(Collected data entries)

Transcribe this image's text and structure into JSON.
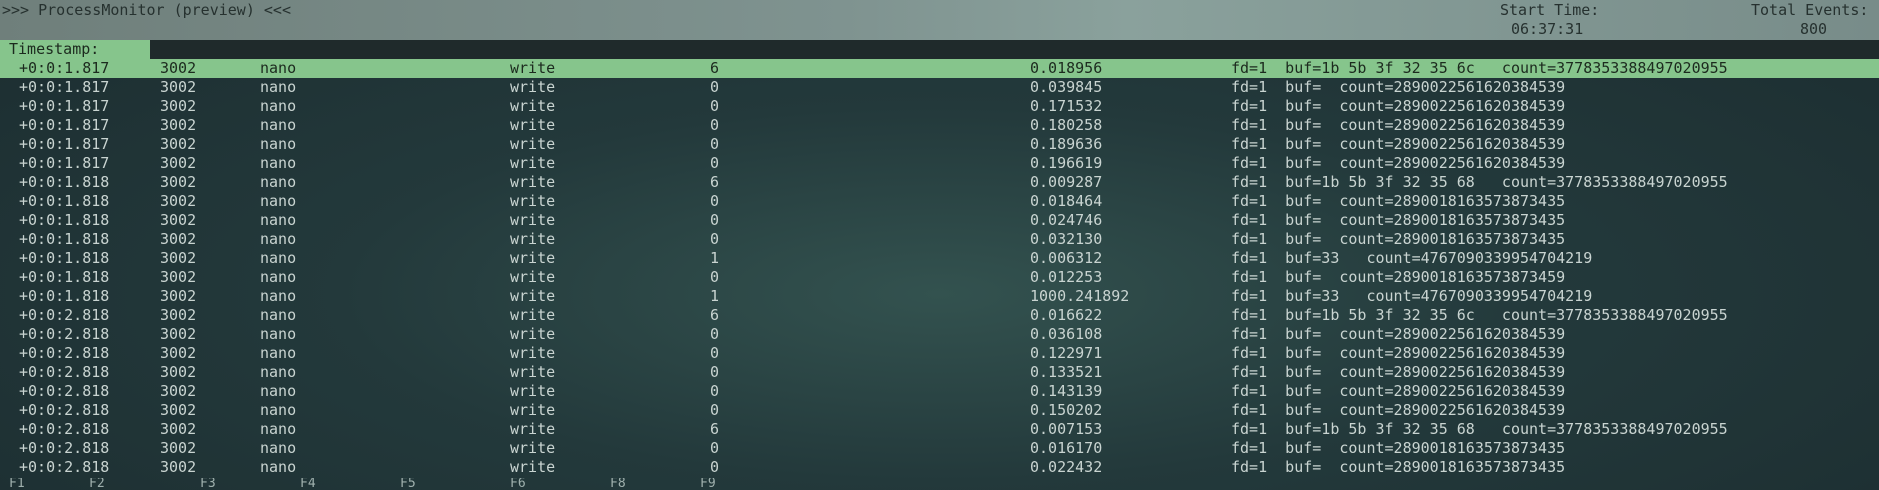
{
  "header": {
    "title": ">>> ProcessMonitor (preview) <<<",
    "start_time_label": "Start Time:",
    "start_time_value": "06:37:31",
    "total_events_label": "Total Events:",
    "total_events_value": "800"
  },
  "columns": {
    "timestamp_header": "Timestamp:"
  },
  "rows": [
    {
      "ts": "+0:0:1.817",
      "pid": "3002",
      "proc": "nano",
      "call": "write",
      "ret": "6",
      "dur": "0.018956",
      "args": "fd=1  buf=1b 5b 3f 32 35 6c   count=3778353388497020955"
    },
    {
      "ts": "+0:0:1.817",
      "pid": "3002",
      "proc": "nano",
      "call": "write",
      "ret": "0",
      "dur": "0.039845",
      "args": "fd=1  buf=  count=2890022561620384539"
    },
    {
      "ts": "+0:0:1.817",
      "pid": "3002",
      "proc": "nano",
      "call": "write",
      "ret": "0",
      "dur": "0.171532",
      "args": "fd=1  buf=  count=2890022561620384539"
    },
    {
      "ts": "+0:0:1.817",
      "pid": "3002",
      "proc": "nano",
      "call": "write",
      "ret": "0",
      "dur": "0.180258",
      "args": "fd=1  buf=  count=2890022561620384539"
    },
    {
      "ts": "+0:0:1.817",
      "pid": "3002",
      "proc": "nano",
      "call": "write",
      "ret": "0",
      "dur": "0.189636",
      "args": "fd=1  buf=  count=2890022561620384539"
    },
    {
      "ts": "+0:0:1.817",
      "pid": "3002",
      "proc": "nano",
      "call": "write",
      "ret": "0",
      "dur": "0.196619",
      "args": "fd=1  buf=  count=2890022561620384539"
    },
    {
      "ts": "+0:0:1.818",
      "pid": "3002",
      "proc": "nano",
      "call": "write",
      "ret": "6",
      "dur": "0.009287",
      "args": "fd=1  buf=1b 5b 3f 32 35 68   count=3778353388497020955"
    },
    {
      "ts": "+0:0:1.818",
      "pid": "3002",
      "proc": "nano",
      "call": "write",
      "ret": "0",
      "dur": "0.018464",
      "args": "fd=1  buf=  count=2890018163573873435"
    },
    {
      "ts": "+0:0:1.818",
      "pid": "3002",
      "proc": "nano",
      "call": "write",
      "ret": "0",
      "dur": "0.024746",
      "args": "fd=1  buf=  count=2890018163573873435"
    },
    {
      "ts": "+0:0:1.818",
      "pid": "3002",
      "proc": "nano",
      "call": "write",
      "ret": "0",
      "dur": "0.032130",
      "args": "fd=1  buf=  count=2890018163573873435"
    },
    {
      "ts": "+0:0:1.818",
      "pid": "3002",
      "proc": "nano",
      "call": "write",
      "ret": "1",
      "dur": "0.006312",
      "args": "fd=1  buf=33   count=4767090339954704219"
    },
    {
      "ts": "+0:0:1.818",
      "pid": "3002",
      "proc": "nano",
      "call": "write",
      "ret": "0",
      "dur": "0.012253",
      "args": "fd=1  buf=  count=2890018163573873459"
    },
    {
      "ts": "+0:0:1.818",
      "pid": "3002",
      "proc": "nano",
      "call": "write",
      "ret": "1",
      "dur": "1000.241892",
      "args": "fd=1  buf=33   count=4767090339954704219"
    },
    {
      "ts": "+0:0:2.818",
      "pid": "3002",
      "proc": "nano",
      "call": "write",
      "ret": "6",
      "dur": "0.016622",
      "args": "fd=1  buf=1b 5b 3f 32 35 6c   count=3778353388497020955"
    },
    {
      "ts": "+0:0:2.818",
      "pid": "3002",
      "proc": "nano",
      "call": "write",
      "ret": "0",
      "dur": "0.036108",
      "args": "fd=1  buf=  count=2890022561620384539"
    },
    {
      "ts": "+0:0:2.818",
      "pid": "3002",
      "proc": "nano",
      "call": "write",
      "ret": "0",
      "dur": "0.122971",
      "args": "fd=1  buf=  count=2890022561620384539"
    },
    {
      "ts": "+0:0:2.818",
      "pid": "3002",
      "proc": "nano",
      "call": "write",
      "ret": "0",
      "dur": "0.133521",
      "args": "fd=1  buf=  count=2890022561620384539"
    },
    {
      "ts": "+0:0:2.818",
      "pid": "3002",
      "proc": "nano",
      "call": "write",
      "ret": "0",
      "dur": "0.143139",
      "args": "fd=1  buf=  count=2890022561620384539"
    },
    {
      "ts": "+0:0:2.818",
      "pid": "3002",
      "proc": "nano",
      "call": "write",
      "ret": "0",
      "dur": "0.150202",
      "args": "fd=1  buf=  count=2890022561620384539"
    },
    {
      "ts": "+0:0:2.818",
      "pid": "3002",
      "proc": "nano",
      "call": "write",
      "ret": "6",
      "dur": "0.007153",
      "args": "fd=1  buf=1b 5b 3f 32 35 68   count=3778353388497020955"
    },
    {
      "ts": "+0:0:2.818",
      "pid": "3002",
      "proc": "nano",
      "call": "write",
      "ret": "0",
      "dur": "0.016170",
      "args": "fd=1  buf=  count=2890018163573873435"
    },
    {
      "ts": "+0:0:2.818",
      "pid": "3002",
      "proc": "nano",
      "call": "write",
      "ret": "0",
      "dur": "0.022432",
      "args": "fd=1  buf=  count=2890018163573873435"
    }
  ],
  "function_keys": [
    "F1",
    "F2",
    "F3",
    "F4",
    "F5",
    "F6",
    "F8",
    "F9"
  ]
}
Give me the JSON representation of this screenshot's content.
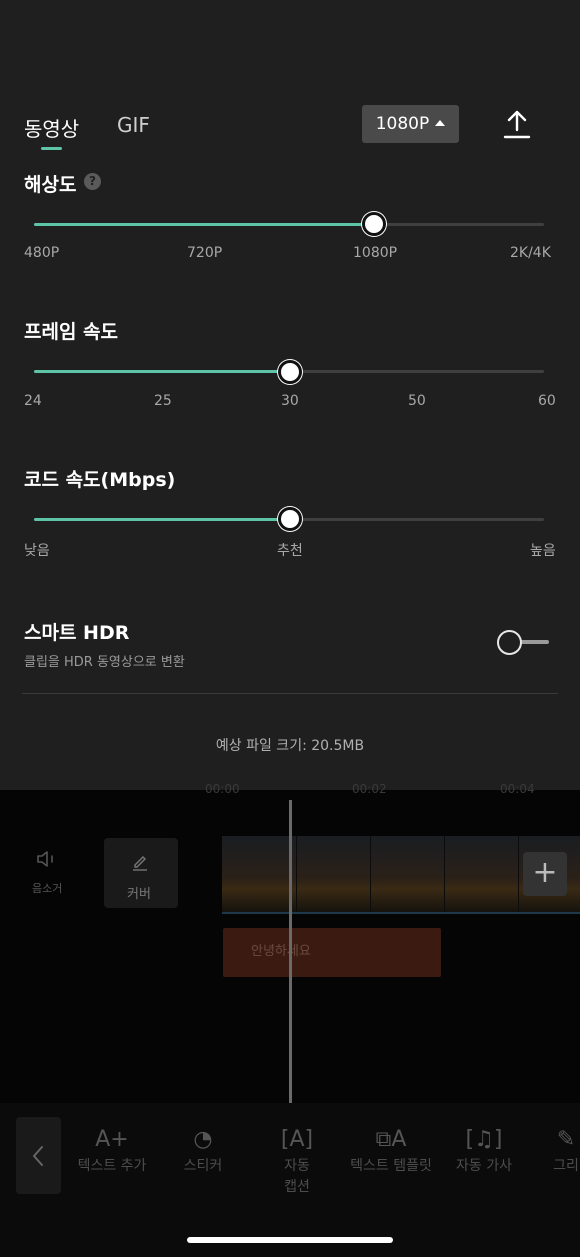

* **STATED EXERCISE**
Transcribe every line from the records above without alteration, and leave out the images.

* **OUTPUT OF THE TASK**
Transcribe this image's text and structure into JSON.
{
  "header": {
    "title": ">>> ProcessMonitor (preview) <<<",
    "start_time_label": "Start Time:",
    "start_time_value": "06:37:31",
    "total_events_label": "Total Events:",
    "total_events_value": "800"
  },
  "columns": {
    "timestamp_header": "Timestamp:"
  },
  "rows": [
    {
      "ts": "+0:0:1.817",
      "pid": "3002",
      "proc": "nano",
      "call": "write",
      "ret": "6",
      "dur": "0.018956",
      "args": "fd=1  buf=1b 5b 3f 32 35 6c   count=3778353388497020955"
    },
    {
      "ts": "+0:0:1.817",
      "pid": "3002",
      "proc": "nano",
      "call": "write",
      "ret": "0",
      "dur": "0.039845",
      "args": "fd=1  buf=  count=2890022561620384539"
    },
    {
      "ts": "+0:0:1.817",
      "pid": "3002",
      "proc": "nano",
      "call": "write",
      "ret": "0",
      "dur": "0.171532",
      "args": "fd=1  buf=  count=2890022561620384539"
    },
    {
      "ts": "+0:0:1.817",
      "pid": "3002",
      "proc": "nano",
      "call": "write",
      "ret": "0",
      "dur": "0.180258",
      "args": "fd=1  buf=  count=2890022561620384539"
    },
    {
      "ts": "+0:0:1.817",
      "pid": "3002",
      "proc": "nano",
      "call": "write",
      "ret": "0",
      "dur": "0.189636",
      "args": "fd=1  buf=  count=2890022561620384539"
    },
    {
      "ts": "+0:0:1.817",
      "pid": "3002",
      "proc": "nano",
      "call": "write",
      "ret": "0",
      "dur": "0.196619",
      "args": "fd=1  buf=  count=2890022561620384539"
    },
    {
      "ts": "+0:0:1.818",
      "pid": "3002",
      "proc": "nano",
      "call": "write",
      "ret": "6",
      "dur": "0.009287",
      "args": "fd=1  buf=1b 5b 3f 32 35 68   count=3778353388497020955"
    },
    {
      "ts": "+0:0:1.818",
      "pid": "3002",
      "proc": "nano",
      "call": "write",
      "ret": "0",
      "dur": "0.018464",
      "args": "fd=1  buf=  count=2890018163573873435"
    },
    {
      "ts": "+0:0:1.818",
      "pid": "3002",
      "proc": "nano",
      "call": "write",
      "ret": "0",
      "dur": "0.024746",
      "args": "fd=1  buf=  count=2890018163573873435"
    },
    {
      "ts": "+0:0:1.818",
      "pid": "3002",
      "proc": "nano",
      "call": "write",
      "ret": "0",
      "dur": "0.032130",
      "args": "fd=1  buf=  count=2890018163573873435"
    },
    {
      "ts": "+0:0:1.818",
      "pid": "3002",
      "proc": "nano",
      "call": "write",
      "ret": "1",
      "dur": "0.006312",
      "args": "fd=1  buf=33   count=4767090339954704219"
    },
    {
      "ts": "+0:0:1.818",
      "pid": "3002",
      "proc": "nano",
      "call": "write",
      "ret": "0",
      "dur": "0.012253",
      "args": "fd=1  buf=  count=2890018163573873459"
    },
    {
      "ts": "+0:0:1.818",
      "pid": "3002",
      "proc": "nano",
      "call": "write",
      "ret": "1",
      "dur": "1000.241892",
      "args": "fd=1  buf=33   count=4767090339954704219"
    },
    {
      "ts": "+0:0:2.818",
      "pid": "3002",
      "proc": "nano",
      "call": "write",
      "ret": "6",
      "dur": "0.016622",
      "args": "fd=1  buf=1b 5b 3f 32 35 6c   count=3778353388497020955"
    },
    {
      "ts": "+0:0:2.818",
      "pid": "3002",
      "proc": "nano",
      "call": "write",
      "ret": "0",
      "dur": "0.036108",
      "args": "fd=1  buf=  count=2890022561620384539"
    },
    {
      "ts": "+0:0:2.818",
      "pid": "3002",
      "proc": "nano",
      "call": "write",
      "ret": "0",
      "dur": "0.122971",
      "args": "fd=1  buf=  count=2890022561620384539"
    },
    {
      "ts": "+0:0:2.818",
      "pid": "3002",
      "proc": "nano",
      "call": "write",
      "ret": "0",
      "dur": "0.133521",
      "args": "fd=1  buf=  count=2890022561620384539"
    },
    {
      "ts": "+0:0:2.818",
      "pid": "3002",
      "proc": "nano",
      "call": "write",
      "ret": "0",
      "dur": "0.143139",
      "args": "fd=1  buf=  count=2890022561620384539"
    },
    {
      "ts": "+0:0:2.818",
      "pid": "3002",
      "proc": "nano",
      "call": "write",
      "ret": "0",
      "dur": "0.150202",
      "args": "fd=1  buf=  count=2890022561620384539"
    },
    {
      "ts": "+0:0:2.818",
      "pid": "3002",
      "proc": "nano",
      "call": "write",
      "ret": "6",
      "dur": "0.007153",
      "args": "fd=1  buf=1b 5b 3f 32 35 68   count=3778353388497020955"
    },
    {
      "ts": "+0:0:2.818",
      "pid": "3002",
      "proc": "nano",
      "call": "write",
      "ret": "0",
      "dur": "0.016170",
      "args": "fd=1  buf=  count=2890018163573873435"
    },
    {
      "ts": "+0:0:2.818",
      "pid": "3002",
      "proc": "nano",
      "call": "write",
      "ret": "0",
      "dur": "0.022432",
      "args": "fd=1  buf=  count=2890018163573873435"
    }
  ],
  "function_keys": [
    "F1",
    "F2",
    "F3",
    "F4",
    "F5",
    "F6",
    "F8",
    "F9"
  ]
}
Give me the JSON representation of this screenshot's content.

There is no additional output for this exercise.